Data entries:
|---|

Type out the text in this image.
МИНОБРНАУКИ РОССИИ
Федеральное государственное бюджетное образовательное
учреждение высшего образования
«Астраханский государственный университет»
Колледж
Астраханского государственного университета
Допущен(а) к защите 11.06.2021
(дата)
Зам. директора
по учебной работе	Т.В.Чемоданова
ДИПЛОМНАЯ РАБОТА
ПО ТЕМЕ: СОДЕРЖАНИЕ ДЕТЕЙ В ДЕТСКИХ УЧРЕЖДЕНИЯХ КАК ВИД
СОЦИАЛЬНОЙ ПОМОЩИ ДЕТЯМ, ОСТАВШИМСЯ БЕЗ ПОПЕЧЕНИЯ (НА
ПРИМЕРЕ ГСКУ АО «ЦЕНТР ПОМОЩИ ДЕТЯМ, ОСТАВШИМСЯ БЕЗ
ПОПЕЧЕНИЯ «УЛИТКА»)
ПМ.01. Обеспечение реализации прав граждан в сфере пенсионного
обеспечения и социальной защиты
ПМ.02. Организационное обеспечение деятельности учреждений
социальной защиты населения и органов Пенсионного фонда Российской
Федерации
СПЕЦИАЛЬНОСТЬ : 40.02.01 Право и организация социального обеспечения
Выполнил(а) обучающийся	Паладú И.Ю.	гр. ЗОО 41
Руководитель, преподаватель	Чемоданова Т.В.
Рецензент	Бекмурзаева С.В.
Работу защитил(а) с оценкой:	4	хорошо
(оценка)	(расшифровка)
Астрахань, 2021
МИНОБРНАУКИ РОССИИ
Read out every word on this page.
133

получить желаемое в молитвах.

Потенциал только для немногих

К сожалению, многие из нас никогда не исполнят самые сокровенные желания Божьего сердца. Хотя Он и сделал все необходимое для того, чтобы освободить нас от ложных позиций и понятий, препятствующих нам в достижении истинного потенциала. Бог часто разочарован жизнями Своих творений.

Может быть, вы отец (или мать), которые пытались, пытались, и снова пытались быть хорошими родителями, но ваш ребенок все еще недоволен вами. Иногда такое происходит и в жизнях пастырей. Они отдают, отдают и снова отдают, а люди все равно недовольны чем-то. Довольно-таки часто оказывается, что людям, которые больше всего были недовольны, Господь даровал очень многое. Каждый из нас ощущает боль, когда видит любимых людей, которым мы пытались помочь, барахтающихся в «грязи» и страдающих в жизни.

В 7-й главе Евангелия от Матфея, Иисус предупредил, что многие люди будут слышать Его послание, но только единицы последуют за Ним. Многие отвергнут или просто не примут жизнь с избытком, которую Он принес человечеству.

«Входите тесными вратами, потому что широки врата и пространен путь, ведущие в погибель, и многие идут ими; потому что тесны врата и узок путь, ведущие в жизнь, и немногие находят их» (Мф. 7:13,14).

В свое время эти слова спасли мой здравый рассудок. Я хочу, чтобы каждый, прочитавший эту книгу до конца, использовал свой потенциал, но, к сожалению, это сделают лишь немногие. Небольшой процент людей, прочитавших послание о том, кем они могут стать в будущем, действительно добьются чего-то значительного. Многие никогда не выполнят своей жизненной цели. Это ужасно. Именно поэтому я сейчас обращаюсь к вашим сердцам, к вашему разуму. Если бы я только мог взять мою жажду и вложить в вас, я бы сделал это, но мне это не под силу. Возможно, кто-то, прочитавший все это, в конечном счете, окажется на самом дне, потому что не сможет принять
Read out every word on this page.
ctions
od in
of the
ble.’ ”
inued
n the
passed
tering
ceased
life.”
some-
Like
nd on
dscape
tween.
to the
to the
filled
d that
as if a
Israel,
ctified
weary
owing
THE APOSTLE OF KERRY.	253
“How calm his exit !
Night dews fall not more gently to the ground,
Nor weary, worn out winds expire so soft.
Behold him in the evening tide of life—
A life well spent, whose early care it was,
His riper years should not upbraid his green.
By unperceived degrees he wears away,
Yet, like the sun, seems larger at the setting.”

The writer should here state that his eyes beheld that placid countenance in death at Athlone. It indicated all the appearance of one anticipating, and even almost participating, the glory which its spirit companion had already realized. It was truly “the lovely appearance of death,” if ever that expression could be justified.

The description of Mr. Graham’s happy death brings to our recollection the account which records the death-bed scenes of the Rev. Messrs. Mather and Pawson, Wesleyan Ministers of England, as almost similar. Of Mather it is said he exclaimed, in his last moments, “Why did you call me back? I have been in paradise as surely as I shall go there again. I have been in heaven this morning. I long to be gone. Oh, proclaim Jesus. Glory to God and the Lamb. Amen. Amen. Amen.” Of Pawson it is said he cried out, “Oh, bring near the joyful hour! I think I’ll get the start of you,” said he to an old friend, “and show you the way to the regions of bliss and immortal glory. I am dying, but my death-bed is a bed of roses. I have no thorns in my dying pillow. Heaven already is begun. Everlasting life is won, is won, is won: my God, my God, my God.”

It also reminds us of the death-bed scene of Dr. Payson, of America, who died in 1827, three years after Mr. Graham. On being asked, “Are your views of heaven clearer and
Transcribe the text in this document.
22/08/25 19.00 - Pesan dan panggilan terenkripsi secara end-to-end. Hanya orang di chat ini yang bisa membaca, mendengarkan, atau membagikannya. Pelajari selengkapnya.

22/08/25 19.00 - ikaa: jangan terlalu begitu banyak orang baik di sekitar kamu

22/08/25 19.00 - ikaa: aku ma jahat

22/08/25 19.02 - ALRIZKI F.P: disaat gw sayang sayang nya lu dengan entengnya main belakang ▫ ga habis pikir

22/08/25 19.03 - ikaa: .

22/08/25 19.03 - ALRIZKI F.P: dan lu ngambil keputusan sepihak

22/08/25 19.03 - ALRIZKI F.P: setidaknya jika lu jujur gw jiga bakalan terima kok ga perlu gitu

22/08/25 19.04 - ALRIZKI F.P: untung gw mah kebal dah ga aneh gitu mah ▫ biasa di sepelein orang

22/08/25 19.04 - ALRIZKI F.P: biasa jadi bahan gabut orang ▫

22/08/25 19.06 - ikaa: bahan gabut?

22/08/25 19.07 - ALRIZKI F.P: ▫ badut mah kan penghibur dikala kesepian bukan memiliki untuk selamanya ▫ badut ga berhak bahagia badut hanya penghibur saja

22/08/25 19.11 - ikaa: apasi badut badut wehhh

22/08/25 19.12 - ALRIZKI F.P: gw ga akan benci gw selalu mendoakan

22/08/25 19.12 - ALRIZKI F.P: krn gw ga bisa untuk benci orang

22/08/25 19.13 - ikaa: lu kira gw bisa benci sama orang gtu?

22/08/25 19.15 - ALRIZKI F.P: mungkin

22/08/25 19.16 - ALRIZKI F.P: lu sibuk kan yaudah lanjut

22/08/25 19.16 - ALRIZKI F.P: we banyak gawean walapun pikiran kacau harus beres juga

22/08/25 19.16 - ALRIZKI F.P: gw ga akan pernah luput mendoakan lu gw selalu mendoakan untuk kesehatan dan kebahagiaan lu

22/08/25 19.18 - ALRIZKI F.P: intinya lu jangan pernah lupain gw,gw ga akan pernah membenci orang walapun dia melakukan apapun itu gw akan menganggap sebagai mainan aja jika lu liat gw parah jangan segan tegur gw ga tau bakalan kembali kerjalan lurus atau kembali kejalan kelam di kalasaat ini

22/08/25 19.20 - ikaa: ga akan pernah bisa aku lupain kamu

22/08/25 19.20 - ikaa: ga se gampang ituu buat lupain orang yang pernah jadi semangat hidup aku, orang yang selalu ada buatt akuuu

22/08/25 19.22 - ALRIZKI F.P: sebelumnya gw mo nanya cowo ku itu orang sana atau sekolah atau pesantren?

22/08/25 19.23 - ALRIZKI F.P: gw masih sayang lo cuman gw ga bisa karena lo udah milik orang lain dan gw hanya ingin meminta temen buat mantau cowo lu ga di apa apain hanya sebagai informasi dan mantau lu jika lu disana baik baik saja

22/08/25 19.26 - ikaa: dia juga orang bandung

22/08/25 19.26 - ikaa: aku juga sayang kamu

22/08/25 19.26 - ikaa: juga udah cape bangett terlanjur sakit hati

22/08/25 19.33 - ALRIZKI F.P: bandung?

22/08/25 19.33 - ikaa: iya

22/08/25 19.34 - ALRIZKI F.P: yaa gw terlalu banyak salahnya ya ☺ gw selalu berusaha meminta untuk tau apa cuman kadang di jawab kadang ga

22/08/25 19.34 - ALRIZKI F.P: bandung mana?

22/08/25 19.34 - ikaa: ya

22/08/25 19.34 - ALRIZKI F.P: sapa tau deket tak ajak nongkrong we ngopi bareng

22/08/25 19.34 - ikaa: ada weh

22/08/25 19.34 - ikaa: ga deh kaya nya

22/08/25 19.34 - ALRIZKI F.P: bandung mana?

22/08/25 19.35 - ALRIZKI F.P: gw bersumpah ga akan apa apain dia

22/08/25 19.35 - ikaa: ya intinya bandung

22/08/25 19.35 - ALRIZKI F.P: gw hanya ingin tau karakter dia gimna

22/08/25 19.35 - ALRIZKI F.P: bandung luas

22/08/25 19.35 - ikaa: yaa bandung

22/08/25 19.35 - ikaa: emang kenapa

|---|

What to produce:
In the entries above, find each line with the word "Чемоданова" and show it.

Solution below:
по учебной работе	Т.В.Чемоданова
Руководитель, преподаватель	Чемоданова Т.В.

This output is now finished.